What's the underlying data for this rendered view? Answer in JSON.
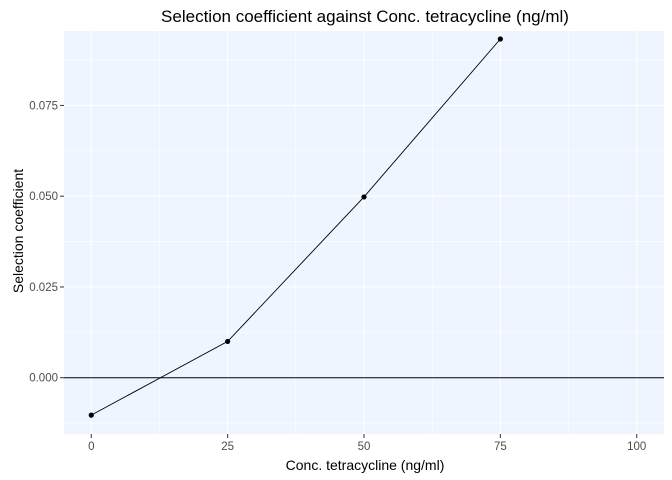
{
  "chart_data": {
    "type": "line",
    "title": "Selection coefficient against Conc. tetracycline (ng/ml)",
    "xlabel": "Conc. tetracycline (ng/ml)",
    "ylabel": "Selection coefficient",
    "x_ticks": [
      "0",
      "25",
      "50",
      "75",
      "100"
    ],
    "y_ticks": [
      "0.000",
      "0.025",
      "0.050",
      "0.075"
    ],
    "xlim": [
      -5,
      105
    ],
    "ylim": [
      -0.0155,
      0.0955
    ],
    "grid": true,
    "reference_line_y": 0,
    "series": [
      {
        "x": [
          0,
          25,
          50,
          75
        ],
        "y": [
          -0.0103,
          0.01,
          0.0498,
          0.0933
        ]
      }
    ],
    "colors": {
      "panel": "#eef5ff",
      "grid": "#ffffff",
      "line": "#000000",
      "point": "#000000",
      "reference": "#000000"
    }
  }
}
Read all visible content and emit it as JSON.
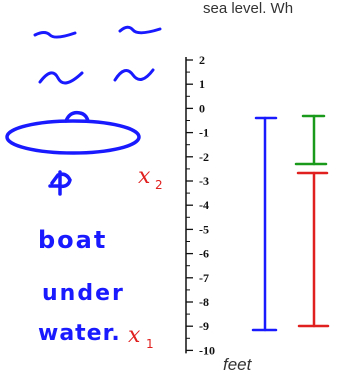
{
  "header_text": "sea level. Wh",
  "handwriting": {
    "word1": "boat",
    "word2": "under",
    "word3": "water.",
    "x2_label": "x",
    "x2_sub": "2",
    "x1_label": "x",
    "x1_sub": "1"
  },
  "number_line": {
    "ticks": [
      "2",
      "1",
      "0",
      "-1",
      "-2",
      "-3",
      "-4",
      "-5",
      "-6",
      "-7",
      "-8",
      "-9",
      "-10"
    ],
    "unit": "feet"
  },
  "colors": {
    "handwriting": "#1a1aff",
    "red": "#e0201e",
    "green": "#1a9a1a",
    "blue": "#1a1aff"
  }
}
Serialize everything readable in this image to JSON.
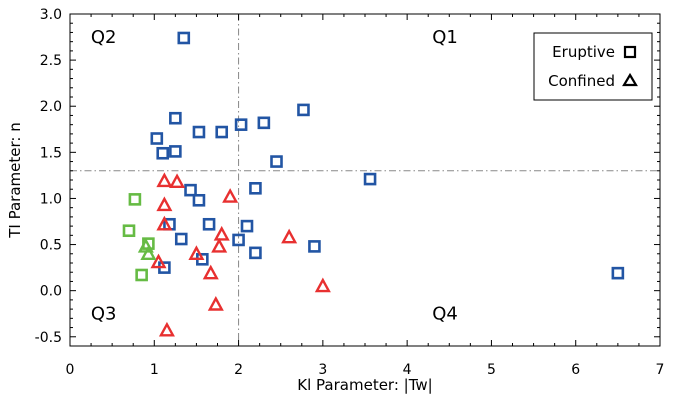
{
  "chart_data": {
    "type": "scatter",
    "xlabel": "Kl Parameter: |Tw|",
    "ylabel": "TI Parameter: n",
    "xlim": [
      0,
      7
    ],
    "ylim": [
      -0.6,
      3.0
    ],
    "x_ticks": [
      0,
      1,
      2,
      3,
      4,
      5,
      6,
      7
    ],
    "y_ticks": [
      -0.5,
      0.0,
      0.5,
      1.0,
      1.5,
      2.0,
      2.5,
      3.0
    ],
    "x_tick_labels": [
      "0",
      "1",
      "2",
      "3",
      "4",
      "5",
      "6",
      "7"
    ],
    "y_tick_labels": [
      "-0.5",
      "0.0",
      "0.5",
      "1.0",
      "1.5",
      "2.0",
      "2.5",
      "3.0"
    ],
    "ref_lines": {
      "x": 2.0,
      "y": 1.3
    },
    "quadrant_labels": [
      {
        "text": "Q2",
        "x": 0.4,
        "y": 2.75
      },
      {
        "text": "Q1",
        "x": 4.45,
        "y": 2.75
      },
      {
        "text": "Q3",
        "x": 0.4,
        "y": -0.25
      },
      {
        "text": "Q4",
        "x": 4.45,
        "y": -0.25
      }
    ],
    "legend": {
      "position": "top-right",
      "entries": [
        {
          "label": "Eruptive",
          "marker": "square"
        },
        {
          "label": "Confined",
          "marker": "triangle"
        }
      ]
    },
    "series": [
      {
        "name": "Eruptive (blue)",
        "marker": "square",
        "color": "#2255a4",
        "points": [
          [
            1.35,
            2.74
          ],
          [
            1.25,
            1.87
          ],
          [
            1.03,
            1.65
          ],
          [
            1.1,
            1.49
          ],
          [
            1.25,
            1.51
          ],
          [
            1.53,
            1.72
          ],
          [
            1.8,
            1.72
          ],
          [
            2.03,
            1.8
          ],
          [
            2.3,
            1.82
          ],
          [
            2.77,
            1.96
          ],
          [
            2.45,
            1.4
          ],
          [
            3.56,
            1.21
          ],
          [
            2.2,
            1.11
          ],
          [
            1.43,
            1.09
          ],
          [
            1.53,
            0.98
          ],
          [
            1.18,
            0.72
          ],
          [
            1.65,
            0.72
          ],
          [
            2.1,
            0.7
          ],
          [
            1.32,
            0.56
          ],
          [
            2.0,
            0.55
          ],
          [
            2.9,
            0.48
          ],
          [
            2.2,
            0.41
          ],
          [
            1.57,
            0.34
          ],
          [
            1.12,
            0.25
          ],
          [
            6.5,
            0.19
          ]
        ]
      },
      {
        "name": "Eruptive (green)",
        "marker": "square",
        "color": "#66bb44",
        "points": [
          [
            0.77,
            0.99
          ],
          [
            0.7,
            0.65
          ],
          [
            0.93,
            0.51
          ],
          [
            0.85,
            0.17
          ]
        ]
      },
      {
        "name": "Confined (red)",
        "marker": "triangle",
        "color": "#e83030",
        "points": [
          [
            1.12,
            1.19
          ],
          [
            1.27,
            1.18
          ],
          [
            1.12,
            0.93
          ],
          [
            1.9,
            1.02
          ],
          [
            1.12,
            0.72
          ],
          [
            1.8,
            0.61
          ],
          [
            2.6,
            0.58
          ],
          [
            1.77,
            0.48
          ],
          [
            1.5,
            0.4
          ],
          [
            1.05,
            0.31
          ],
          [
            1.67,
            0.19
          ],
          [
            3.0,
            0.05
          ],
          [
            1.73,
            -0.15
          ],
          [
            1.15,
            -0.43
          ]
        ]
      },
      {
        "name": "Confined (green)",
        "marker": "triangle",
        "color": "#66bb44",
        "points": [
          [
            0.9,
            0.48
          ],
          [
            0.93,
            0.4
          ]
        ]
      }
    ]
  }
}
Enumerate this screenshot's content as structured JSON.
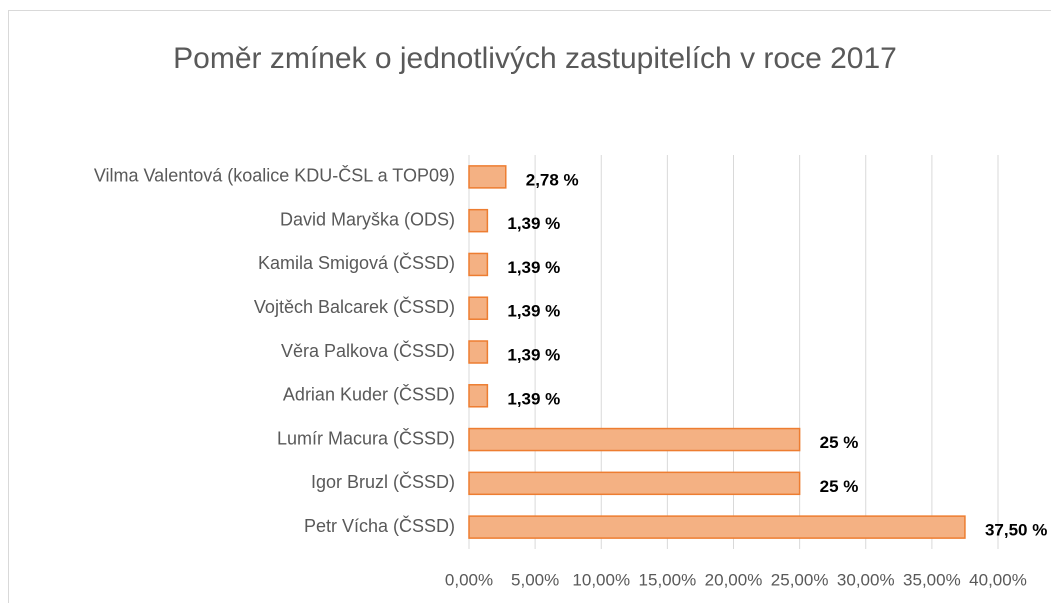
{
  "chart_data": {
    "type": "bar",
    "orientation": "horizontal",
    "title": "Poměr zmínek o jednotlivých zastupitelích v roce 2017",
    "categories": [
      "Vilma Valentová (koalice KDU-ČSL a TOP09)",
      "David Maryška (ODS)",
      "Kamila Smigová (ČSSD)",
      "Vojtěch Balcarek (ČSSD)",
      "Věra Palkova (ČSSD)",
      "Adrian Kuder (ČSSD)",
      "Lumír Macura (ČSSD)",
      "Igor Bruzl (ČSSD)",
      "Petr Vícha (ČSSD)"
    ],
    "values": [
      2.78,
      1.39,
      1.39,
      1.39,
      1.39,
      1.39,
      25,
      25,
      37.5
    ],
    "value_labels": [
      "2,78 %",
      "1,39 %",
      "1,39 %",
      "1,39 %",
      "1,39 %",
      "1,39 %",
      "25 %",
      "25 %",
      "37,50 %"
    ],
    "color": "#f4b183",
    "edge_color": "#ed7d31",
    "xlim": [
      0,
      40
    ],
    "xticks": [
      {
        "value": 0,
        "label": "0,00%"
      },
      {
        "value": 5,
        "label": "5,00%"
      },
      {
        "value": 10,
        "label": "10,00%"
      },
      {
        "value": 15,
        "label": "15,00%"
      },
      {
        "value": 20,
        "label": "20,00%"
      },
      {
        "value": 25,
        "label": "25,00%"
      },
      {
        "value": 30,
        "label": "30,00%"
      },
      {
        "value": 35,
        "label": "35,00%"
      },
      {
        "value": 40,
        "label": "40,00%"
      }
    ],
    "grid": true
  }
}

▶ _The task_: Without the pictures, write out all of the material exactly.

▶ _Written solution_:
What's the underlying data for this rendered view? Answer in JSON.
{
  "chart_data": {
    "type": "line",
    "title": "Selection coefficient against Conc. tetracycline (ng/ml)",
    "xlabel": "Conc. tetracycline (ng/ml)",
    "ylabel": "Selection coefficient",
    "x_ticks": [
      "0",
      "25",
      "50",
      "75",
      "100"
    ],
    "y_ticks": [
      "0.000",
      "0.025",
      "0.050",
      "0.075"
    ],
    "xlim": [
      -5,
      105
    ],
    "ylim": [
      -0.0155,
      0.0955
    ],
    "grid": true,
    "reference_line_y": 0,
    "series": [
      {
        "x": [
          0,
          25,
          50,
          75
        ],
        "y": [
          -0.0103,
          0.01,
          0.0498,
          0.0933
        ]
      }
    ],
    "colors": {
      "panel": "#eef5ff",
      "grid": "#ffffff",
      "line": "#000000",
      "point": "#000000",
      "reference": "#000000"
    }
  }
}
Read all visible content and emit it as JSON.
{
  "header_text": "sea level. Wh",
  "handwriting": {
    "word1": "boat",
    "word2": "under",
    "word3": "water.",
    "x2_label": "x",
    "x2_sub": "2",
    "x1_label": "x",
    "x1_sub": "1"
  },
  "number_line": {
    "ticks": [
      "2",
      "1",
      "0",
      "-1",
      "-2",
      "-3",
      "-4",
      "-5",
      "-6",
      "-7",
      "-8",
      "-9",
      "-10"
    ],
    "unit": "feet"
  },
  "colors": {
    "handwriting": "#1a1aff",
    "red": "#e0201e",
    "green": "#1a9a1a",
    "blue": "#1a1aff"
  }
}
Serialize everything readable in this image to JSON.
{
  "chart_data": {
    "type": "scatter",
    "xlabel": "Kl Parameter: |Tw|",
    "ylabel": "TI Parameter: n",
    "xlim": [
      0,
      7
    ],
    "ylim": [
      -0.6,
      3.0
    ],
    "x_ticks": [
      0,
      1,
      2,
      3,
      4,
      5,
      6,
      7
    ],
    "y_ticks": [
      -0.5,
      0.0,
      0.5,
      1.0,
      1.5,
      2.0,
      2.5,
      3.0
    ],
    "x_tick_labels": [
      "0",
      "1",
      "2",
      "3",
      "4",
      "5",
      "6",
      "7"
    ],
    "y_tick_labels": [
      "-0.5",
      "0.0",
      "0.5",
      "1.0",
      "1.5",
      "2.0",
      "2.5",
      "3.0"
    ],
    "ref_lines": {
      "x": 2.0,
      "y": 1.3
    },
    "quadrant_labels": [
      {
        "text": "Q2",
        "x": 0.4,
        "y": 2.75
      },
      {
        "text": "Q1",
        "x": 4.45,
        "y": 2.75
      },
      {
        "text": "Q3",
        "x": 0.4,
        "y": -0.25
      },
      {
        "text": "Q4",
        "x": 4.45,
        "y": -0.25
      }
    ],
    "legend": {
      "position": "top-right",
      "entries": [
        {
          "label": "Eruptive",
          "marker": "square"
        },
        {
          "label": "Confined",
          "marker": "triangle"
        }
      ]
    },
    "series": [
      {
        "name": "Eruptive (blue)",
        "marker": "square",
        "color": "#2255a4",
        "points": [
          [
            1.35,
            2.74
          ],
          [
            1.25,
            1.87
          ],
          [
            1.03,
            1.65
          ],
          [
            1.1,
            1.49
          ],
          [
            1.25,
            1.51
          ],
          [
            1.53,
            1.72
          ],
          [
            1.8,
            1.72
          ],
          [
            2.03,
            1.8
          ],
          [
            2.3,
            1.82
          ],
          [
            2.77,
            1.96
          ],
          [
            2.45,
            1.4
          ],
          [
            3.56,
            1.21
          ],
          [
            2.2,
            1.11
          ],
          [
            1.43,
            1.09
          ],
          [
            1.53,
            0.98
          ],
          [
            1.18,
            0.72
          ],
          [
            1.65,
            0.72
          ],
          [
            2.1,
            0.7
          ],
          [
            1.32,
            0.56
          ],
          [
            2.0,
            0.55
          ],
          [
            2.9,
            0.48
          ],
          [
            2.2,
            0.41
          ],
          [
            1.57,
            0.34
          ],
          [
            1.12,
            0.25
          ],
          [
            6.5,
            0.19
          ]
        ]
      },
      {
        "name": "Eruptive (green)",
        "marker": "square",
        "color": "#66bb44",
        "points": [
          [
            0.77,
            0.99
          ],
          [
            0.7,
            0.65
          ],
          [
            0.93,
            0.51
          ],
          [
            0.85,
            0.17
          ]
        ]
      },
      {
        "name": "Confined (red)",
        "marker": "triangle",
        "color": "#e83030",
        "points": [
          [
            1.12,
            1.19
          ],
          [
            1.27,
            1.18
          ],
          [
            1.12,
            0.93
          ],
          [
            1.9,
            1.02
          ],
          [
            1.12,
            0.72
          ],
          [
            1.8,
            0.61
          ],
          [
            2.6,
            0.58
          ],
          [
            1.77,
            0.48
          ],
          [
            1.5,
            0.4
          ],
          [
            1.05,
            0.31
          ],
          [
            1.67,
            0.19
          ],
          [
            3.0,
            0.05
          ],
          [
            1.73,
            -0.15
          ],
          [
            1.15,
            -0.43
          ]
        ]
      },
      {
        "name": "Confined (green)",
        "marker": "triangle",
        "color": "#66bb44",
        "points": [
          [
            0.9,
            0.48
          ],
          [
            0.93,
            0.4
          ]
        ]
      }
    ]
  }
}
Enumerate this screenshot's content as structured JSON.
{
  "chart_data": {
    "type": "bar",
    "orientation": "horizontal",
    "title": "Poměr zmínek o jednotlivých zastupitelích v roce 2017",
    "categories": [
      "Vilma Valentová (koalice KDU-ČSL a TOP09)",
      "David Maryška (ODS)",
      "Kamila Smigová (ČSSD)",
      "Vojtěch Balcarek (ČSSD)",
      "Věra Palkova (ČSSD)",
      "Adrian Kuder (ČSSD)",
      "Lumír Macura (ČSSD)",
      "Igor Bruzl (ČSSD)",
      "Petr Vícha (ČSSD)"
    ],
    "values": [
      2.78,
      1.39,
      1.39,
      1.39,
      1.39,
      1.39,
      25,
      25,
      37.5
    ],
    "value_labels": [
      "2,78 %",
      "1,39 %",
      "1,39 %",
      "1,39 %",
      "1,39 %",
      "1,39 %",
      "25 %",
      "25 %",
      "37,50 %"
    ],
    "color": "#f4b183",
    "edge_color": "#ed7d31",
    "xlim": [
      0,
      40
    ],
    "xticks": [
      {
        "value": 0,
        "label": "0,00%"
      },
      {
        "value": 5,
        "label": "5,00%"
      },
      {
        "value": 10,
        "label": "10,00%"
      },
      {
        "value": 15,
        "label": "15,00%"
      },
      {
        "value": 20,
        "label": "20,00%"
      },
      {
        "value": 25,
        "label": "25,00%"
      },
      {
        "value": 30,
        "label": "30,00%"
      },
      {
        "value": 35,
        "label": "35,00%"
      },
      {
        "value": 40,
        "label": "40,00%"
      }
    ],
    "grid": true
  }
}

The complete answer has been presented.